**Text extract**
* * * *

Introduction
To establish liability under § 10(b) and Rule 10b-5,
a plaintiff must prove that the defendant acted with scienter, “a mental state
embracing intent to deceive, manipulate, or defraud.”[1] A plaintiff is required to allege at the pleading stage facts creating a
“strong inference” of scienter, which must then be proven by a “preponderance
of the evidence.”[2] This
endeavor is relatively straightforward when the defendant is an individual. The
analysis becomes more complicated when a corporate defendant is involved, however,
because a corporation, though a “person” under the law, can only act through
its agents. A corporation has no “single mind of its own,”[3] so “its scienter is necessarily derived from its employees.”[4] Reflecting this complexity, courts have evolved three different approaches to
address corporate scienter in the securities fraud context: strong-form
corporate scienter, weak-form corporate scienter, and semi-strong-form
corporate scienter.
The most rigorous of the three standards is strong-form corporate scienter, which requires plaintiffs to show that the
same agent who made a misrepresentation on a company’s behalf also possessed
the requisite scienter. At the other end of the spectrum lies weak-form corporate scienter. The
weak-form approach does not require the agent who made a misstatement on the
company’s behalf to have acted with scienter. Moreover, no individual agent is
required to possess scienter. Instead, courts may aggregate the knowledge of
multiple corporate agents, none of whom possesses scienter individually, to
establish collective corporate scienter. There is no requirement that any of
these agents be connected to the misstatement. Semi-strong-form corporate scienter occupies the middle ground. The
semi-strong-form standard requires proof that one agent committed a reprehensible
act with scienter in connection with a misrepresentation, but does not demand
that the agent possessing scienter be the maker of the misstatement.

* * * *

**Data to use**

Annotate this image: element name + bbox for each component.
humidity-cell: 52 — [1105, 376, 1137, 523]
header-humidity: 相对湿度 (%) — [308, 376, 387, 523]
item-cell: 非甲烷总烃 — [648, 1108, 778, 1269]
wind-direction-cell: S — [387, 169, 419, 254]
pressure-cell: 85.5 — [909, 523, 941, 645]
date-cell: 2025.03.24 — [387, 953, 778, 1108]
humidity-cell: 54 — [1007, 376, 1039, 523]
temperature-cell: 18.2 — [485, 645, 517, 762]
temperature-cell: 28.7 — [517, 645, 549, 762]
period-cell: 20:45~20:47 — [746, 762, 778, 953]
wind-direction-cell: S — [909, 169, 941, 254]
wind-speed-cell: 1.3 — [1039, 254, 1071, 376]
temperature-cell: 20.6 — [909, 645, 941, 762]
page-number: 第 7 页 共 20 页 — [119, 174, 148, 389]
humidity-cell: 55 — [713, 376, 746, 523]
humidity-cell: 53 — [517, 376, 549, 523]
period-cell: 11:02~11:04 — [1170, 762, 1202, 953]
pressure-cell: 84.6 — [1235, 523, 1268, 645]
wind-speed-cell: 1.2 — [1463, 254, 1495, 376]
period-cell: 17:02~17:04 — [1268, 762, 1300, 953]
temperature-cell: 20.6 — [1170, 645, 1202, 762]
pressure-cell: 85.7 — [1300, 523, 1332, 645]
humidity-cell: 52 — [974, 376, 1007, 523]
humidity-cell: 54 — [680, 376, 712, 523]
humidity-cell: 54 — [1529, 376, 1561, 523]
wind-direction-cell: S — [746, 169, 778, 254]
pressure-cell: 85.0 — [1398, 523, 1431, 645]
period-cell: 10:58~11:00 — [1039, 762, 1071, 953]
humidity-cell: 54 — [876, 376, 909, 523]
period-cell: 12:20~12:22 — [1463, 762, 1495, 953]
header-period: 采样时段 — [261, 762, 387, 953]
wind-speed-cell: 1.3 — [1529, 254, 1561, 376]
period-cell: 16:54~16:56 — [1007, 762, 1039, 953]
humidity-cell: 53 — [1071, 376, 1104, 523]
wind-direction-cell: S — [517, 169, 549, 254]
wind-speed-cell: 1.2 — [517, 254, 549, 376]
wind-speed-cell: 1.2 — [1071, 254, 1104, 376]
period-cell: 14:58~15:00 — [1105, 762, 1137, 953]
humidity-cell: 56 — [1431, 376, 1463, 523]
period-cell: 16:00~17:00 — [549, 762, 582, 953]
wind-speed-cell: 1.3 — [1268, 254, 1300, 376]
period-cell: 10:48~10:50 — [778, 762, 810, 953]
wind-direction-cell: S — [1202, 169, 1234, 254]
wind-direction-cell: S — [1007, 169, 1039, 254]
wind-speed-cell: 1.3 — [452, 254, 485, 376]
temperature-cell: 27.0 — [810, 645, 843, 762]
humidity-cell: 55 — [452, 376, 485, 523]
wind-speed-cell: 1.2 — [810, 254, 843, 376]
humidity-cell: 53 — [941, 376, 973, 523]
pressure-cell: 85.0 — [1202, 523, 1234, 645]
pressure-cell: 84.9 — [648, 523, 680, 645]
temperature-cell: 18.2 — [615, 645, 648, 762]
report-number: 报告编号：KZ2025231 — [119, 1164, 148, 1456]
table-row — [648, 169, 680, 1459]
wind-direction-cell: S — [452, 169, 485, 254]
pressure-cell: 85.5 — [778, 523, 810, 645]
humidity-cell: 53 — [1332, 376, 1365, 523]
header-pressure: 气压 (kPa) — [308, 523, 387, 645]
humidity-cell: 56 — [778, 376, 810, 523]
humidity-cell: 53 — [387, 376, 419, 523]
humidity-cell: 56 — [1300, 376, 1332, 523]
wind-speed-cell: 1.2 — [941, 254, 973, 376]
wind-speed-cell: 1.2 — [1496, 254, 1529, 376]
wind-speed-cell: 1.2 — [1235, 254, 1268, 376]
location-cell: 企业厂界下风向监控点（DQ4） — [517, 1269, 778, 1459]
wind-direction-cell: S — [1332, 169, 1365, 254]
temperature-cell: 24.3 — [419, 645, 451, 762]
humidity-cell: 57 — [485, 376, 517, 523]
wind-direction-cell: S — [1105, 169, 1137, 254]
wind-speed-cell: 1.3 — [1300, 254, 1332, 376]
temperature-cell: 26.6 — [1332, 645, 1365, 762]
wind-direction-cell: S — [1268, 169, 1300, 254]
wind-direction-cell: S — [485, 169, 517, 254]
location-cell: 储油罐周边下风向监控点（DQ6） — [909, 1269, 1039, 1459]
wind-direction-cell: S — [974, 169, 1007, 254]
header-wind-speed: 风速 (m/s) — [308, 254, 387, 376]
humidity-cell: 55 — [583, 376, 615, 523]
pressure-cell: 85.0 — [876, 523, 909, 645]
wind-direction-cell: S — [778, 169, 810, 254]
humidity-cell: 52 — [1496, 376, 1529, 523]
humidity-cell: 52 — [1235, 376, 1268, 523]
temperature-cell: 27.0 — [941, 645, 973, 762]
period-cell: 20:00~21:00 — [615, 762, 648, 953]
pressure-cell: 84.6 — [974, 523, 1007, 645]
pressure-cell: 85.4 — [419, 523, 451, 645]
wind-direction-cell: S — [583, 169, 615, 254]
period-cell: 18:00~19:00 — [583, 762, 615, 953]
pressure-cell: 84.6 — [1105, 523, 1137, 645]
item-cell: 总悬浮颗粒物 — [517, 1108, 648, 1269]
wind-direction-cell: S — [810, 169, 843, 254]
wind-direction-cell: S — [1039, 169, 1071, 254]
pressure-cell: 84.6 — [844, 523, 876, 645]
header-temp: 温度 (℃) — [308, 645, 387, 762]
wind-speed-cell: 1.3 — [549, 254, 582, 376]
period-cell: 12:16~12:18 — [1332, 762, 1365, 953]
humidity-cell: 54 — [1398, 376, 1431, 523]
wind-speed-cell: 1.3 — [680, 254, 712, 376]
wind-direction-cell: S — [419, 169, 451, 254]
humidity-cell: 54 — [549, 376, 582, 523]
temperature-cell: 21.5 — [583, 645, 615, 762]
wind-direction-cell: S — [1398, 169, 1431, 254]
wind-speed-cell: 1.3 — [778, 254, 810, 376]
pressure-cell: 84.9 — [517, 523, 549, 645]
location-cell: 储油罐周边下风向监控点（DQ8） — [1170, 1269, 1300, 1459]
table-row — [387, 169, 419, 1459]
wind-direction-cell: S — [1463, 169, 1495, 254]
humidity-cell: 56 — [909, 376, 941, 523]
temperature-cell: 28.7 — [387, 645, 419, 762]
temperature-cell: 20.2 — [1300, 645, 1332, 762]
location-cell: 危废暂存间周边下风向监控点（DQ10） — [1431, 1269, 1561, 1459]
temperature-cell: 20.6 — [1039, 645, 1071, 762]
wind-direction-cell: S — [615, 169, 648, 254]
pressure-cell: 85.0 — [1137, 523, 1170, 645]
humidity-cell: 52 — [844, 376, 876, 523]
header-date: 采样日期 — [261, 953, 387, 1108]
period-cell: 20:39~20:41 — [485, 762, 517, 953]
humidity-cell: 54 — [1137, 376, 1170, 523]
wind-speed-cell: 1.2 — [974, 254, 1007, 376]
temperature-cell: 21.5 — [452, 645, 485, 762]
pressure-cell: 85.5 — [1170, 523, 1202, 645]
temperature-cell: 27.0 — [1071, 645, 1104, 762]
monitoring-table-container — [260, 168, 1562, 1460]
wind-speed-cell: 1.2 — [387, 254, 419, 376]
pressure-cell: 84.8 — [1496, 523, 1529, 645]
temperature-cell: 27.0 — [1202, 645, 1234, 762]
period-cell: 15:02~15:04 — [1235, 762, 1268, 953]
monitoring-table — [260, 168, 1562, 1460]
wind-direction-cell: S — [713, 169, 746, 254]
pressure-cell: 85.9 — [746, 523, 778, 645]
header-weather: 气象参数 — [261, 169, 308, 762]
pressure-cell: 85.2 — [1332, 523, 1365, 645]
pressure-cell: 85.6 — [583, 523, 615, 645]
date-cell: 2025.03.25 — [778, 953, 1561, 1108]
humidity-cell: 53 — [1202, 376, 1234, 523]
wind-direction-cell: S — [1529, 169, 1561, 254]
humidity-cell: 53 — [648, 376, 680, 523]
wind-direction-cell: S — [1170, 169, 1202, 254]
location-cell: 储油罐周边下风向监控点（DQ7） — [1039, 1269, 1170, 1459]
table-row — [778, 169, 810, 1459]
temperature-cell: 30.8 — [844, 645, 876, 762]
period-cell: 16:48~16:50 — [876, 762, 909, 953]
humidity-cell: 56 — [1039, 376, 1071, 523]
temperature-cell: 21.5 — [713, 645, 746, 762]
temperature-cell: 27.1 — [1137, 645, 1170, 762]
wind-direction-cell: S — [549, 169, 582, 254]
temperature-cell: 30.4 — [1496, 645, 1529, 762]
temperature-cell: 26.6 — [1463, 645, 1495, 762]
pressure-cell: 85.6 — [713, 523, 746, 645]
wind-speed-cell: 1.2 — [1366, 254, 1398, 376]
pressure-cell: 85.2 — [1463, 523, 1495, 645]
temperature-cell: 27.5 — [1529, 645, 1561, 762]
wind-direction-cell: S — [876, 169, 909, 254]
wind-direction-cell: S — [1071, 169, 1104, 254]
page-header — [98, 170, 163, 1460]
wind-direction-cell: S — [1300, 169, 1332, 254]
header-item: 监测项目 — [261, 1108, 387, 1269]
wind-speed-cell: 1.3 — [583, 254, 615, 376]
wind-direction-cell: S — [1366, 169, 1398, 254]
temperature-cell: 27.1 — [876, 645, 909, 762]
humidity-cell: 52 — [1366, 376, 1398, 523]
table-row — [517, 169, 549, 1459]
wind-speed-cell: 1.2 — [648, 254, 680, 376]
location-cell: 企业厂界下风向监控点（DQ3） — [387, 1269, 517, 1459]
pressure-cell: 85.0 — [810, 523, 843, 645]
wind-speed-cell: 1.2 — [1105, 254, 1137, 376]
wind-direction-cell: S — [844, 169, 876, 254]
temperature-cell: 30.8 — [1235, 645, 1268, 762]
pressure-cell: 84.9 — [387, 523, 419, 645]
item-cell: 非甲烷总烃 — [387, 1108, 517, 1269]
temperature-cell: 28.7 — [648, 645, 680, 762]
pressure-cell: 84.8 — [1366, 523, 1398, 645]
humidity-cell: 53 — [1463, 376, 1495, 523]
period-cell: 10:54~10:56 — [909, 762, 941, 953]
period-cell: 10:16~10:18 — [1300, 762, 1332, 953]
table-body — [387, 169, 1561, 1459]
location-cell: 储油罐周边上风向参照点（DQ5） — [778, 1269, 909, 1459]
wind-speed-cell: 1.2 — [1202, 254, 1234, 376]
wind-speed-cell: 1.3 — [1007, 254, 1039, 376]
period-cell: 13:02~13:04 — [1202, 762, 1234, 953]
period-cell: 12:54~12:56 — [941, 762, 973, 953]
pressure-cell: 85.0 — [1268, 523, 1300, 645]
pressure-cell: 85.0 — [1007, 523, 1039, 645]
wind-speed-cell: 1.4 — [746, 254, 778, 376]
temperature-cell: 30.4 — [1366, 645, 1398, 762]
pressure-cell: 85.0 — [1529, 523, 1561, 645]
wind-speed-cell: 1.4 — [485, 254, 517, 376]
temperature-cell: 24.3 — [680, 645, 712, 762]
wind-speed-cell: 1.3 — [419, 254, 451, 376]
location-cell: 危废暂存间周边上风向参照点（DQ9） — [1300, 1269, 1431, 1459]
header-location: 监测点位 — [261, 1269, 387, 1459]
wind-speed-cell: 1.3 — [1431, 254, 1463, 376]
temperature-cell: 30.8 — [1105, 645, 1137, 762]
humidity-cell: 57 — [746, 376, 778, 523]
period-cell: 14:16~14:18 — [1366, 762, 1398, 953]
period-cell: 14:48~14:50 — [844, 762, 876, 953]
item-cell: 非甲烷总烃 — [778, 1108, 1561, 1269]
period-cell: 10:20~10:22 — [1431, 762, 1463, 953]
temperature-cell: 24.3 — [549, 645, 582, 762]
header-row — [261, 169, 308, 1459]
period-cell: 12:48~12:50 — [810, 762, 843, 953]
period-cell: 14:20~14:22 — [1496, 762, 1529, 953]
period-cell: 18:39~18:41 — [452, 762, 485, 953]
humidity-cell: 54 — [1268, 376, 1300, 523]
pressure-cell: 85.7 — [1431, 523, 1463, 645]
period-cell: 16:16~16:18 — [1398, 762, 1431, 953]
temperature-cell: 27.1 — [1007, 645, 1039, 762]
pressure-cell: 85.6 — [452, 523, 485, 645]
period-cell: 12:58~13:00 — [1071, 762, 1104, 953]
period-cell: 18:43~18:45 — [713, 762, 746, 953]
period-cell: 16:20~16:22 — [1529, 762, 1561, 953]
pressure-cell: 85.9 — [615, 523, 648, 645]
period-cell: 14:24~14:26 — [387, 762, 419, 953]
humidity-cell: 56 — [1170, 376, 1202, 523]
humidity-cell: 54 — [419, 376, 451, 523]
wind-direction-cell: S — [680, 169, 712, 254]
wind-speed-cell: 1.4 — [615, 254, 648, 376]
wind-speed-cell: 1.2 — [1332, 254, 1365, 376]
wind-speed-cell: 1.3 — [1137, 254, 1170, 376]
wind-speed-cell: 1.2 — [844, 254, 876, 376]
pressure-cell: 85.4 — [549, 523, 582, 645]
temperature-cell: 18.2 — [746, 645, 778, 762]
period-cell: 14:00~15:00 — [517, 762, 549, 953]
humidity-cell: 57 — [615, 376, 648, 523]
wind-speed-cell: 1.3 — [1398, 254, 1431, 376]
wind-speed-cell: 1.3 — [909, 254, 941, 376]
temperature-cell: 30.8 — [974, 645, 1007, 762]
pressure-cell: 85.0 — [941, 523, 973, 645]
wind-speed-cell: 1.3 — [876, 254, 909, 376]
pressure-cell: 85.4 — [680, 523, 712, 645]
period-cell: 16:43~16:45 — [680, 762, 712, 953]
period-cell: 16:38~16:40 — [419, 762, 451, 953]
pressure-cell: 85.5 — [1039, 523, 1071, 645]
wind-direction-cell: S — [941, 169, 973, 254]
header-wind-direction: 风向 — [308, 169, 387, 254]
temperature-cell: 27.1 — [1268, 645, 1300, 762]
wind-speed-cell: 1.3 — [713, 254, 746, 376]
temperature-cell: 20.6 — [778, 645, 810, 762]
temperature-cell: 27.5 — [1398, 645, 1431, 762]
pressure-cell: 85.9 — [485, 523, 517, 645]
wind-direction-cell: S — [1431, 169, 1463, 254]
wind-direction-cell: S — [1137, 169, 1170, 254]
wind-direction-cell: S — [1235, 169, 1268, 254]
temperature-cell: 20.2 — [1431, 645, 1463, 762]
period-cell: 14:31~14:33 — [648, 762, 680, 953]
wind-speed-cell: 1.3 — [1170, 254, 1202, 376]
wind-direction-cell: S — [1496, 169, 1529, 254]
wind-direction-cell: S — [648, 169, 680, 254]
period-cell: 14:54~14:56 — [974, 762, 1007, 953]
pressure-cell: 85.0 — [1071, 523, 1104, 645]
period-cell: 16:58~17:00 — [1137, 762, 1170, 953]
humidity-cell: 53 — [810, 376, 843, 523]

* * * *

**Exercise tasks**
1) Rewrite the entries from their first line through the line containing "wind-direction-cell: S — [909, 169, 941, 254]", replacing "bbox" with "bounding box" and changing nothing else.
2) Write the next part of the passage on corporate scienter, picking up after its final sentence.
The passage on corporate scienter and the entries are unrelated to each other.

**Solved tasks**
1)
Annotate this image: element name + bounding box for each component.
humidity-cell: 52 — [1105, 376, 1137, 523]
header-humidity: 相对湿度 (%) — [308, 376, 387, 523]
item-cell: 非甲烷总烃 — [648, 1108, 778, 1269]
wind-direction-cell: S — [387, 169, 419, 254]
pressure-cell: 85.5 — [909, 523, 941, 645]
date-cell: 2025.03.24 — [387, 953, 778, 1108]
humidity-cell: 54 — [1007, 376, 1039, 523]
temperature-cell: 18.2 — [485, 645, 517, 762]
temperature-cell: 28.7 — [517, 645, 549, 762]
period-cell: 20:45~20:47 — [746, 762, 778, 953]
wind-direction-cell: S — [909, 169, 941, 254]

2)
This Essay argues that semi-strong-form corporate scienter
provides the best approach, because it strikes a balance between several
countervailing public policy concerns.
I. Strong-Form Corporate Scienter
The Northern District of California best articulated the
theory of strong-form corporate scienter in Apple
Computer.[5] The plaintiffs
brought claims against Apple and its CEO Steve Jobs, alleging that Jobs made
material misrepresentations regarding sales projections for a new product.
Apple was unable to meet the projections because of production problems. The
plaintiffs presented evidence establishing that other Apple agents were aware
of the problems. They did not, however, present sufficient evidence that Jobs
himself, the maker of the misstatements, had knowledge of the production
problems when he made the misrepresentations. Accordingly, the court held that
the plaintiffs’ allegations were insufficient to create an inference that Jobs
acted with scienter. In refusing to aggregate Jobs’ misstatements with the
knowledge of other Apple agents, the court further determined that Apple could
not have acted with scienter:
It is not enough to establish fraud on the part of a
corporation that one corporate officer makes a false statement that another
officer knows to be false. A defendant corporation is deemed to have the
requisite scienter for fraud only if the individual corporate officer making
the statement has the requisite level of scienter, i.e., knows that the statement is false, or is at least
deliberately reckless as to its falsity, at the time that he or she makes the
statement.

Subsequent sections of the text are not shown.